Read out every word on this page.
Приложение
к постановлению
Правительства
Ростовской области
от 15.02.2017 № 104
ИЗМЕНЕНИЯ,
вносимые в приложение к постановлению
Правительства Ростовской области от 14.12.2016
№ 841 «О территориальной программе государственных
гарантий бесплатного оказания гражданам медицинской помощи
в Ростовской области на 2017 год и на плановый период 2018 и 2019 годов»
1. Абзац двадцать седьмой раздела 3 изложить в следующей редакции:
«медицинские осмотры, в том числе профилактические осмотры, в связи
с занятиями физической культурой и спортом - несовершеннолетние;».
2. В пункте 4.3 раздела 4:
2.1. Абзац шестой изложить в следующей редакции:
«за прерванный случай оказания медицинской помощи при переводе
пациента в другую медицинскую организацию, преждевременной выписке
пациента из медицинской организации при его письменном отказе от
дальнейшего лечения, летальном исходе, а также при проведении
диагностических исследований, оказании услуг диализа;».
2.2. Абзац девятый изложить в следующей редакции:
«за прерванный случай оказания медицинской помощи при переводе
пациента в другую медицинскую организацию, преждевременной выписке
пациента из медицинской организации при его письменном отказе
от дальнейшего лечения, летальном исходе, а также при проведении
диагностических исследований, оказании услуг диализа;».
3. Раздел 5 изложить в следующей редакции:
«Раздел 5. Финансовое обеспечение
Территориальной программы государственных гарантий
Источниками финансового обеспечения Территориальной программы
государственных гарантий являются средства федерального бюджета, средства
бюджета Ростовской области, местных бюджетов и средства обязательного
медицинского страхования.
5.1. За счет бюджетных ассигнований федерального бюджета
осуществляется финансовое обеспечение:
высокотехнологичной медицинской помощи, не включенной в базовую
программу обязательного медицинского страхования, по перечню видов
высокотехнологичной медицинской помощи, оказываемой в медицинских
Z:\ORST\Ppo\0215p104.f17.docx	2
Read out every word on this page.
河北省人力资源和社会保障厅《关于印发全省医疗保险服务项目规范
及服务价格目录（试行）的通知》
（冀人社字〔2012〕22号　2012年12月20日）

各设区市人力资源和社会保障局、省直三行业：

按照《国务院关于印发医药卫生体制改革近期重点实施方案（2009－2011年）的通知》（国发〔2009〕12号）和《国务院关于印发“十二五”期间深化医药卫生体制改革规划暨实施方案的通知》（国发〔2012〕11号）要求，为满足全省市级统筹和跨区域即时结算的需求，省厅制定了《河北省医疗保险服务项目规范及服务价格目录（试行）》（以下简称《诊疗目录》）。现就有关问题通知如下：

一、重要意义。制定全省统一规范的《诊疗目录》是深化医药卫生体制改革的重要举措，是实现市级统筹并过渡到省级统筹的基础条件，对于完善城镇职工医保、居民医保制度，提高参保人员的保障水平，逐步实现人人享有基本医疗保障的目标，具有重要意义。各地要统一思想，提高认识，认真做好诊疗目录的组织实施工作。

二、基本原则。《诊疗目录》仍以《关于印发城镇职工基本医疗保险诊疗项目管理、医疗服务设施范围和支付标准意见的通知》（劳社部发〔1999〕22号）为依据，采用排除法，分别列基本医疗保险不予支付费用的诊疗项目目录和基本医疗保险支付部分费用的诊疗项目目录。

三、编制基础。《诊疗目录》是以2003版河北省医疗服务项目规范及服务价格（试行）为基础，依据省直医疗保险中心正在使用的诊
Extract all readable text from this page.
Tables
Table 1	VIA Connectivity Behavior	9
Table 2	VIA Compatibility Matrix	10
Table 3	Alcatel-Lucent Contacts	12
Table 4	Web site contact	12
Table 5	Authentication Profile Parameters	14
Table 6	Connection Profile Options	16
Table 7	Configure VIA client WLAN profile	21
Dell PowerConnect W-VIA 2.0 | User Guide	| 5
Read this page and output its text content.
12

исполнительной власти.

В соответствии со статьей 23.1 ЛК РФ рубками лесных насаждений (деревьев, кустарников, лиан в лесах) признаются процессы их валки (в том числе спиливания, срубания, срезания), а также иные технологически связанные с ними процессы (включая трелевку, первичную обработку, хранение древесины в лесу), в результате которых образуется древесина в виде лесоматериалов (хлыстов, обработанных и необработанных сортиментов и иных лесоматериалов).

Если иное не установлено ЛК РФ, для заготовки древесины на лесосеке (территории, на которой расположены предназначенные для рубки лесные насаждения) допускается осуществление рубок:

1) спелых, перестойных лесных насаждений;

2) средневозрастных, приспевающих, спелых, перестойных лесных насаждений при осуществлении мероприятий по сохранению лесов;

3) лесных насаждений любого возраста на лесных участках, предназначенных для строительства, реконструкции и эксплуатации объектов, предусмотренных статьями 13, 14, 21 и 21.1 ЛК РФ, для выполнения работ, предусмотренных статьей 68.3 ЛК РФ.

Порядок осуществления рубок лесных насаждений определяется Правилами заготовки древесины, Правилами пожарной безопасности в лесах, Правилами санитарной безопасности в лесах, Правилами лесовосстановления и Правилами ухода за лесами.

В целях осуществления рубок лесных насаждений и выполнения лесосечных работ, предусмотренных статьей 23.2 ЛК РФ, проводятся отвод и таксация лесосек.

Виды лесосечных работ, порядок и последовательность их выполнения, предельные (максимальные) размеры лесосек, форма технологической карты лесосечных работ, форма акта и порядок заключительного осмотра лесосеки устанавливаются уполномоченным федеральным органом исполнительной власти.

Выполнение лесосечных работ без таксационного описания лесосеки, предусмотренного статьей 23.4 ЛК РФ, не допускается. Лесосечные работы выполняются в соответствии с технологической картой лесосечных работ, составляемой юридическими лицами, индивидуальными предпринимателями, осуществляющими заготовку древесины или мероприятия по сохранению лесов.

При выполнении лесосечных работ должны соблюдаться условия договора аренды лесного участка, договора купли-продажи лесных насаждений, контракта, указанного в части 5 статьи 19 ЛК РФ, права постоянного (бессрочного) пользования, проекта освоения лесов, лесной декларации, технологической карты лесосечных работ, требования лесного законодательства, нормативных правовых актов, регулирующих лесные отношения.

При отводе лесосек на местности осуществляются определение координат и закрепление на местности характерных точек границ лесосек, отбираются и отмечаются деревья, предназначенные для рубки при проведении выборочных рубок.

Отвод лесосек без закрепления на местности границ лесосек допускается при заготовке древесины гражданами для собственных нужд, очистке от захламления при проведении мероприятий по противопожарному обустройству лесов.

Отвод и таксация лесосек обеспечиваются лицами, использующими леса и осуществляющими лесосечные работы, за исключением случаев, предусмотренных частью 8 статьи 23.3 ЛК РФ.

....

- YOUR INSTRUCTIONS: Write out every entry above, word for word.

- WRITTEN SOLUTION:
Read out every word on this page.
Приложение
к постановлению
Правительства
Ростовской области
от 15.02.2017 № 104
ИЗМЕНЕНИЯ,
вносимые в приложение к постановлению
Правительства Ростовской области от 14.12.2016
№ 841 «О территориальной программе государственных
гарантий бесплатного оказания гражданам медицинской помощи
в Ростовской области на 2017 год и на плановый период 2018 и 2019 годов»
1. Абзац двадцать седьмой раздела 3 изложить в следующей редакции:
«медицинские осмотры, в том числе профилактические осмотры, в связи
с занятиями физической культурой и спортом - несовершеннолетние;».
2. В пункте 4.3 раздела 4:
2.1. Абзац шестой изложить в следующей редакции:
«за прерванный случай оказания медицинской помощи при переводе
пациента в другую медицинскую организацию, преждевременной выписке
пациента из медицинской организации при его письменном отказе от
дальнейшего лечения, летальном исходе, а также при проведении
диагностических исследований, оказании услуг диализа;».
2.2. Абзац девятый изложить в следующей редакции:
«за прерванный случай оказания медицинской помощи при переводе
пациента в другую медицинскую организацию, преждевременной выписке
пациента из медицинской организации при его письменном отказе
от дальнейшего лечения, летальном исходе, а также при проведении
диагностических исследований, оказании услуг диализа;».
3. Раздел 5 изложить в следующей редакции:
«Раздел 5. Финансовое обеспечение
Территориальной программы государственных гарантий
Источниками финансового обеспечения Территориальной программы
государственных гарантий являются средства федерального бюджета, средства
бюджета Ростовской области, местных бюджетов и средства обязательного
медицинского страхования.
5.1. За счет бюджетных ассигнований федерального бюджета
осуществляется финансовое обеспечение:
высокотехнологичной медицинской помощи, не включенной в базовую
программу обязательного медицинского страхования, по перечню видов
высокотехнологичной медицинской помощи, оказываемой в медицинских
Z:\ORST\Ppo\0215p104.f17.docx	2
Read out every word on this page.
河北省人力资源和社会保障厅《关于印发全省医疗保险服务项目规范
及服务价格目录（试行）的通知》
（冀人社字〔2012〕22号　2012年12月20日）

各设区市人力资源和社会保障局、省直三行业：

按照《国务院关于印发医药卫生体制改革近期重点实施方案（2009－2011年）的通知》（国发〔2009〕12号）和《国务院关于印发“十二五”期间深化医药卫生体制改革规划暨实施方案的通知》（国发〔2012〕11号）要求，为满足全省市级统筹和跨区域即时结算的需求，省厅制定了《河北省医疗保险服务项目规范及服务价格目录（试行）》（以下简称《诊疗目录》）。现就有关问题通知如下：

一、重要意义。制定全省统一规范的《诊疗目录》是深化医药卫生体制改革的重要举措，是实现市级统筹并过渡到省级统筹的基础条件，对于完善城镇职工医保、居民医保制度，提高参保人员的保障水平，逐步实现人人享有基本医疗保障的目标，具有重要意义。各地要统一思想，提高认识，认真做好诊疗目录的组织实施工作。

二、基本原则。《诊疗目录》仍以《关于印发城镇职工基本医疗保险诊疗项目管理、医疗服务设施范围和支付标准意见的通知》（劳社部发〔1999〕22号）为依据，采用排除法，分别列基本医疗保险不予支付费用的诊疗项目目录和基本医疗保险支付部分费用的诊疗项目目录。

三、编制基础。《诊疗目录》是以2003版河北省医疗服务项目规范及服务价格（试行）为基础，依据省直医疗保险中心正在使用的诊
Extract all readable text from this page.
Tables
Table 1	VIA Connectivity Behavior	9
Table 2	VIA Compatibility Matrix	10
Table 3	Alcatel-Lucent Contacts	12
Table 4	Web site contact	12
Table 5	Authentication Profile Parameters	14
Table 6	Connection Profile Options	16
Table 7	Configure VIA client WLAN profile	21
Dell PowerConnect W-VIA 2.0 | User Guide	| 5
Read this page and output its text content.
12

исполнительной власти.

В соответствии со статьей 23.1 ЛК РФ рубками лесных насаждений (деревьев, кустарников, лиан в лесах) признаются процессы их валки (в том числе спиливания, срубания, срезания), а также иные технологически связанные с ними процессы (включая трелевку, первичную обработку, хранение древесины в лесу), в результате которых образуется древесина в виде лесоматериалов (хлыстов, обработанных и необработанных сортиментов и иных лесоматериалов).

Если иное не установлено ЛК РФ, для заготовки древесины на лесосеке (территории, на которой расположены предназначенные для рубки лесные насаждения) допускается осуществление рубок:

1) спелых, перестойных лесных насаждений;

2) средневозрастных, приспевающих, спелых, перестойных лесных насаждений при осуществлении мероприятий по сохранению лесов;

3) лесных насаждений любого возраста на лесных участках, предназначенных для строительства, реконструкции и эксплуатации объектов, предусмотренных статьями 13, 14, 21 и 21.1 ЛК РФ, для выполнения работ, предусмотренных статьей 68.3 ЛК РФ.

Порядок осуществления рубок лесных насаждений определяется Правилами заготовки древесины, Правилами пожарной безопасности в лесах, Правилами санитарной безопасности в лесах, Правилами лесовосстановления и Правилами ухода за лесами.

В целях осуществления рубок лесных насаждений и выполнения лесосечных работ, предусмотренных статьей 23.2 ЛК РФ, проводятся отвод и таксация лесосек.

Виды лесосечных работ, порядок и последовательность их выполнения, предельные (максимальные) размеры лесосек, форма технологической карты лесосечных работ, форма акта и порядок заключительного осмотра лесосеки устанавливаются уполномоченным федеральным органом исполнительной власти.

Выполнение лесосечных работ без таксационного описания лесосеки, предусмотренного статьей 23.4 ЛК РФ, не допускается. Лесосечные работы выполняются в соответствии с технологической картой лесосечных работ, составляемой юридическими лицами, индивидуальными предпринимателями, осуществляющими заготовку древесины или мероприятия по сохранению лесов.

При выполнении лесосечных работ должны соблюдаться условия договора аренды лесного участка, договора купли-продажи лесных насаждений, контракта, указанного в части 5 статьи 19 ЛК РФ, права постоянного (бессрочного) пользования, проекта освоения лесов, лесной декларации, технологической карты лесосечных работ, требования лесного законодательства, нормативных правовых актов, регулирующих лесные отношения.

При отводе лесосек на местности осуществляются определение координат и закрепление на местности характерных точек границ лесосек, отбираются и отмечаются деревья, предназначенные для рубки при проведении выборочных рубок.

Отвод лесосек без закрепления на местности границ лесосек допускается при заготовке древесины гражданами для собственных нужд, очистке от захламления при проведении мероприятий по противопожарному обустройству лесов.

Отвод и таксация лесосек обеспечиваются лицами, использующими леса и осуществляющими лесосечные работы, за исключением случаев, предусмотренных частью 8 статьи 23.3 ЛК РФ.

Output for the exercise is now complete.